▸ **Problem statement**
Tally the lines in the listing below that include "Insolation". Answer with the count and nothing more.

[Records excerpted from a collection]
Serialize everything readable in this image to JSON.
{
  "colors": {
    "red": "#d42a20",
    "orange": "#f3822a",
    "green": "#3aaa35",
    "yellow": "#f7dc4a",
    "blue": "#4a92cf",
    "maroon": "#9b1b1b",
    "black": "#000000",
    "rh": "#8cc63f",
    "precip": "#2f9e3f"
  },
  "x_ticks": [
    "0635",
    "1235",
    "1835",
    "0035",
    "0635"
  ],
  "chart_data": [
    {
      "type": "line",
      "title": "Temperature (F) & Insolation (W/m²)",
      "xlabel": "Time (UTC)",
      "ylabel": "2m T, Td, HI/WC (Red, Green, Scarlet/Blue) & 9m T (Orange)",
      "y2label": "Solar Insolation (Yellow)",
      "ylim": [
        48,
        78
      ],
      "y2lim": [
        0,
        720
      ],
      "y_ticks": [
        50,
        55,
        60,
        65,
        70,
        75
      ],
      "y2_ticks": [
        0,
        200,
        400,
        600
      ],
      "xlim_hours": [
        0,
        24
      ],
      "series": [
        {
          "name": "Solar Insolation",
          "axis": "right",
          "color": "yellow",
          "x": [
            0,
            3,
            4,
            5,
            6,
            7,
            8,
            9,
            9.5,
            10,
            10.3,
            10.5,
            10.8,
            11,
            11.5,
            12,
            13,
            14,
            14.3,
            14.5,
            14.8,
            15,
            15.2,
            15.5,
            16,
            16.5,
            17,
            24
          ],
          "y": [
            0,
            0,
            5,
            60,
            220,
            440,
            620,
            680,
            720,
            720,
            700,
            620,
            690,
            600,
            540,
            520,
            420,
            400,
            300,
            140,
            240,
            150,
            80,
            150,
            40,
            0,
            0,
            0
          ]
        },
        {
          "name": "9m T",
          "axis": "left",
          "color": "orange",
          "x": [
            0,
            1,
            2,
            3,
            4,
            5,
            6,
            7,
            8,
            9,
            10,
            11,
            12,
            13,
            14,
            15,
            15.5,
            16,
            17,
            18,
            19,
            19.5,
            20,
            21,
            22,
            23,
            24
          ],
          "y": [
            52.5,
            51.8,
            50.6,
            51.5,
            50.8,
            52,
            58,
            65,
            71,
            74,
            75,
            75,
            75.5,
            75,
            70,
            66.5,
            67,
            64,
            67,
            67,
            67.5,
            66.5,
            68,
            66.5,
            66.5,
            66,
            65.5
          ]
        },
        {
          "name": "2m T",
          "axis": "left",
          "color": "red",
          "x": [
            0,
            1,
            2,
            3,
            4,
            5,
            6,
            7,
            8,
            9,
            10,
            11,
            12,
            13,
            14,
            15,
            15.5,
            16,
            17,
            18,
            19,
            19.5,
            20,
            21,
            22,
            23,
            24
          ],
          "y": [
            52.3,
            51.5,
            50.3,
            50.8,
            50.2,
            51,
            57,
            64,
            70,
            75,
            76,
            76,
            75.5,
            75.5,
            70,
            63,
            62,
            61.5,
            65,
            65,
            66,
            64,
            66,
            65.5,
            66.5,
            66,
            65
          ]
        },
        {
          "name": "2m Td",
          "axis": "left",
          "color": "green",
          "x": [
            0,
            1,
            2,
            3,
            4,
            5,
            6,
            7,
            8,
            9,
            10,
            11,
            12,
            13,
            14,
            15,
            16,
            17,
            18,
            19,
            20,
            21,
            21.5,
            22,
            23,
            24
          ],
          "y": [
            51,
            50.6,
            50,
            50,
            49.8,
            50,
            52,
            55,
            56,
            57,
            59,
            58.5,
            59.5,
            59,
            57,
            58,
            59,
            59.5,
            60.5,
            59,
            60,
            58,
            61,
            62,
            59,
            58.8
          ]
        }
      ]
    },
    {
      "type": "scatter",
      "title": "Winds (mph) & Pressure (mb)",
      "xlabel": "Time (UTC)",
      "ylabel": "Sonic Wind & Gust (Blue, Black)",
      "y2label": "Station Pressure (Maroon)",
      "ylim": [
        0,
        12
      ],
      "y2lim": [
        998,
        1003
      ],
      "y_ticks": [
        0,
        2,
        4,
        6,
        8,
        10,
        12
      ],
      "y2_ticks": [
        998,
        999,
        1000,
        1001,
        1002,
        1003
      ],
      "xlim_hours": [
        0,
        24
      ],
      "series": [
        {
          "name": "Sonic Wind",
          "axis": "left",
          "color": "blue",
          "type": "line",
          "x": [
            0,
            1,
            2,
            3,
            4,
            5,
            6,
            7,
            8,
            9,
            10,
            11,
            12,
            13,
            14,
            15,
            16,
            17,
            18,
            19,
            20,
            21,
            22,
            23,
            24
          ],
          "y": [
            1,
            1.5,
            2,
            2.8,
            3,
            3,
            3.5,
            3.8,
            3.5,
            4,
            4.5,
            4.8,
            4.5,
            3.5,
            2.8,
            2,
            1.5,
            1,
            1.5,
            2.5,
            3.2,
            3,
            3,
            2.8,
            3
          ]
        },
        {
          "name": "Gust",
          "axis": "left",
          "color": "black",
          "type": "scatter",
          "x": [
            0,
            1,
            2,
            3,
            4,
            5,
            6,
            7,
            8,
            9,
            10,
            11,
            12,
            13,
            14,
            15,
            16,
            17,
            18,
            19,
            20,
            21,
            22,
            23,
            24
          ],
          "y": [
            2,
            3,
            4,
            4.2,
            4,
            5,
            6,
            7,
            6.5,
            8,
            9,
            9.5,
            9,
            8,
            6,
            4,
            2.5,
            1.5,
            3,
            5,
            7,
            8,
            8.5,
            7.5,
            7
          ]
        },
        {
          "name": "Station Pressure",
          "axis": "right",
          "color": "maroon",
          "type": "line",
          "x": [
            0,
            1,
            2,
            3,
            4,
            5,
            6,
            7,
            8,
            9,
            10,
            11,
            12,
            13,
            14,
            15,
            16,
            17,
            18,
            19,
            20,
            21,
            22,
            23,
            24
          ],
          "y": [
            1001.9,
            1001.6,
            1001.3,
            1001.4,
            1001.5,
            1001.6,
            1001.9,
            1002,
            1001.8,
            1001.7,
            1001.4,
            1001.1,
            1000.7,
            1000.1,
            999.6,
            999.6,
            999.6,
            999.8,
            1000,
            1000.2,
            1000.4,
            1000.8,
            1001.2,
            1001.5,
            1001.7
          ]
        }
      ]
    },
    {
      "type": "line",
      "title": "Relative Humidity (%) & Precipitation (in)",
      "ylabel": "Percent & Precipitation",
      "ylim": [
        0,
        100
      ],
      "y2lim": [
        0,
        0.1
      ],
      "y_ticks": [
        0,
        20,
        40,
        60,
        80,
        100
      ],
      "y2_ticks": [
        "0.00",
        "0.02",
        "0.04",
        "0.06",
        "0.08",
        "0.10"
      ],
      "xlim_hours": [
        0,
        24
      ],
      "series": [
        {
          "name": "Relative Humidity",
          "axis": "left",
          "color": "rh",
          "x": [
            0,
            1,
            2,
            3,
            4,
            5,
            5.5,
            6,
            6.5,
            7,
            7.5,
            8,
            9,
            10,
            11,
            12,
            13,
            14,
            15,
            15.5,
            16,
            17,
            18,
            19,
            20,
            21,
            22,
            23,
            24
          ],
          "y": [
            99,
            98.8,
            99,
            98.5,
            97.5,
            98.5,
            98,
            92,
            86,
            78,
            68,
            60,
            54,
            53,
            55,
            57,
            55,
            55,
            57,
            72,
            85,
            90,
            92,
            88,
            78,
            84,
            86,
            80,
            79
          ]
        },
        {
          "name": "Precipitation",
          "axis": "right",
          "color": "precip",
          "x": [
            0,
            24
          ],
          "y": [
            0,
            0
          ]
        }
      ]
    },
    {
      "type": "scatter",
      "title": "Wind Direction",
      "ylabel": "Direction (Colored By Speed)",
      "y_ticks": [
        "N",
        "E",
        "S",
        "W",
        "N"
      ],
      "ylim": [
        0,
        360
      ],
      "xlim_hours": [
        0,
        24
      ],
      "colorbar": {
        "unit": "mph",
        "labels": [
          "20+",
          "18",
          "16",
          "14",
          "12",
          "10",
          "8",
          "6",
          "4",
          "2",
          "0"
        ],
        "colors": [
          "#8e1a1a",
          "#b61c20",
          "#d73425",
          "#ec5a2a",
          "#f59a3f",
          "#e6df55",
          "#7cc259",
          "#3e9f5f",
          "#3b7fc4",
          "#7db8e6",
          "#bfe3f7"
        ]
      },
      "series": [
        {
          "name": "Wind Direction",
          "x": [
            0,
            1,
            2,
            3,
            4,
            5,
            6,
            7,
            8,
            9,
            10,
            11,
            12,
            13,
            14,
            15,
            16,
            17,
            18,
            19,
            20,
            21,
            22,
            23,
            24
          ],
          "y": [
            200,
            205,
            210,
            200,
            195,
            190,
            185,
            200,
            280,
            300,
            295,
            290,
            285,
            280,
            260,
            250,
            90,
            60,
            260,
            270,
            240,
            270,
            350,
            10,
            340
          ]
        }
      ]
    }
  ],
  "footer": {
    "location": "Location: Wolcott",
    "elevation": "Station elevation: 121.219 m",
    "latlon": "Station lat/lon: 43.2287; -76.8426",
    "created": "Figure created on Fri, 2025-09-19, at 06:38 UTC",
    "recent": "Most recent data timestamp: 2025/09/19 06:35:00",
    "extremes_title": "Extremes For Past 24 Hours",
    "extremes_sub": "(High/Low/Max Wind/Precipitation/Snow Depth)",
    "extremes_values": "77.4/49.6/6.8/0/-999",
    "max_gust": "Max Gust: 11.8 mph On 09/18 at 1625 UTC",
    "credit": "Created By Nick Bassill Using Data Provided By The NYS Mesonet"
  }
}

▸ **Task result**
3